Count the lines in the material below that contain the string "their", and reply with the number alone.

▸ Available records
┄┄┄┄┄┄┄┄┄┄

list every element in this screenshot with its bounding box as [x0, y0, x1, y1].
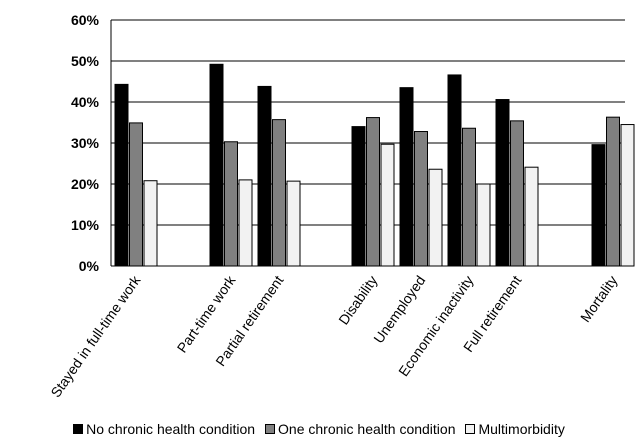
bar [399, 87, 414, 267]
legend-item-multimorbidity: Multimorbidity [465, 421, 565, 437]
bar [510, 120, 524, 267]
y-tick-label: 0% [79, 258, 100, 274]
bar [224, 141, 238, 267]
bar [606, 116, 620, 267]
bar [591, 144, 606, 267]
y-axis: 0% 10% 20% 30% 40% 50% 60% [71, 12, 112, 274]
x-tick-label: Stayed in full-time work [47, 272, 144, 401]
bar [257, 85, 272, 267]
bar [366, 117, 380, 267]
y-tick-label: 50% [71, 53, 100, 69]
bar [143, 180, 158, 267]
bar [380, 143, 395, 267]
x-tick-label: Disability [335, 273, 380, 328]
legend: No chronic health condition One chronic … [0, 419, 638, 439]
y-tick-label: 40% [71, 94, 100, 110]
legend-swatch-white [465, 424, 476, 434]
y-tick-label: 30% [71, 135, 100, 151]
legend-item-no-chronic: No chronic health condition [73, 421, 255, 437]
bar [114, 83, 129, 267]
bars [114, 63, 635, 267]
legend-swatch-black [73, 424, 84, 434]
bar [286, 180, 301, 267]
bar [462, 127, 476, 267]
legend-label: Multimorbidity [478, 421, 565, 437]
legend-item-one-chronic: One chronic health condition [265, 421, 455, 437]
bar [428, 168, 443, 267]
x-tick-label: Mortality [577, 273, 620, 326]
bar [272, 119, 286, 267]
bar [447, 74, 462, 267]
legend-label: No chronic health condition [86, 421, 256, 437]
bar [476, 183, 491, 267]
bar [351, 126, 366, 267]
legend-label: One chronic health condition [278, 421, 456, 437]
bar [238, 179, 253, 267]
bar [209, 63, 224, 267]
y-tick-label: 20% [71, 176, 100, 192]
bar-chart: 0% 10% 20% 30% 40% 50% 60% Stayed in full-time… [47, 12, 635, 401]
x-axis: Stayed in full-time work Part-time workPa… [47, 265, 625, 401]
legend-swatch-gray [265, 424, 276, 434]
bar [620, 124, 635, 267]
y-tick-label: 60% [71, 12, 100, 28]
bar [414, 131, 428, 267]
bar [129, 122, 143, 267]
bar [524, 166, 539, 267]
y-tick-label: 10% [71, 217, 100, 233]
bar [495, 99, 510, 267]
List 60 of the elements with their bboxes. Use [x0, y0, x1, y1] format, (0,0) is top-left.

┄┄┄┄┄┄┄┄┄┄

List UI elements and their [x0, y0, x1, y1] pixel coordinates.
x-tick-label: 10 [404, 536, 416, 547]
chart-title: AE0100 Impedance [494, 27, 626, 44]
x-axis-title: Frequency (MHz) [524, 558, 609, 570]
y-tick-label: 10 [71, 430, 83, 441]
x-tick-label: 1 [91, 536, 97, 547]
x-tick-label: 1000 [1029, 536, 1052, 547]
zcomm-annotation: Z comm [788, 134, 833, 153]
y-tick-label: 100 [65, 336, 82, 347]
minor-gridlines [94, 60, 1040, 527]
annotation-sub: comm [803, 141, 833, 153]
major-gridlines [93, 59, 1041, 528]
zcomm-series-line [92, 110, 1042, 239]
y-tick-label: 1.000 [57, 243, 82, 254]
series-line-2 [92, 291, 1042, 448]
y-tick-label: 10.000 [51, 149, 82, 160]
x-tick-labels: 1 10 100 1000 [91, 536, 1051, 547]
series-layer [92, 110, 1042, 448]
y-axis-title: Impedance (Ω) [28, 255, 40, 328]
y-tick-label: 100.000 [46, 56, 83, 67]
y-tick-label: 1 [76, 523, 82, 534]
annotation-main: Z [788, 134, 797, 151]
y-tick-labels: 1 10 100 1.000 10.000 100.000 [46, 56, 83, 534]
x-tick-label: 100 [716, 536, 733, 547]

┄┄┄┄┄┄┄┄┄┄

▸ Response
2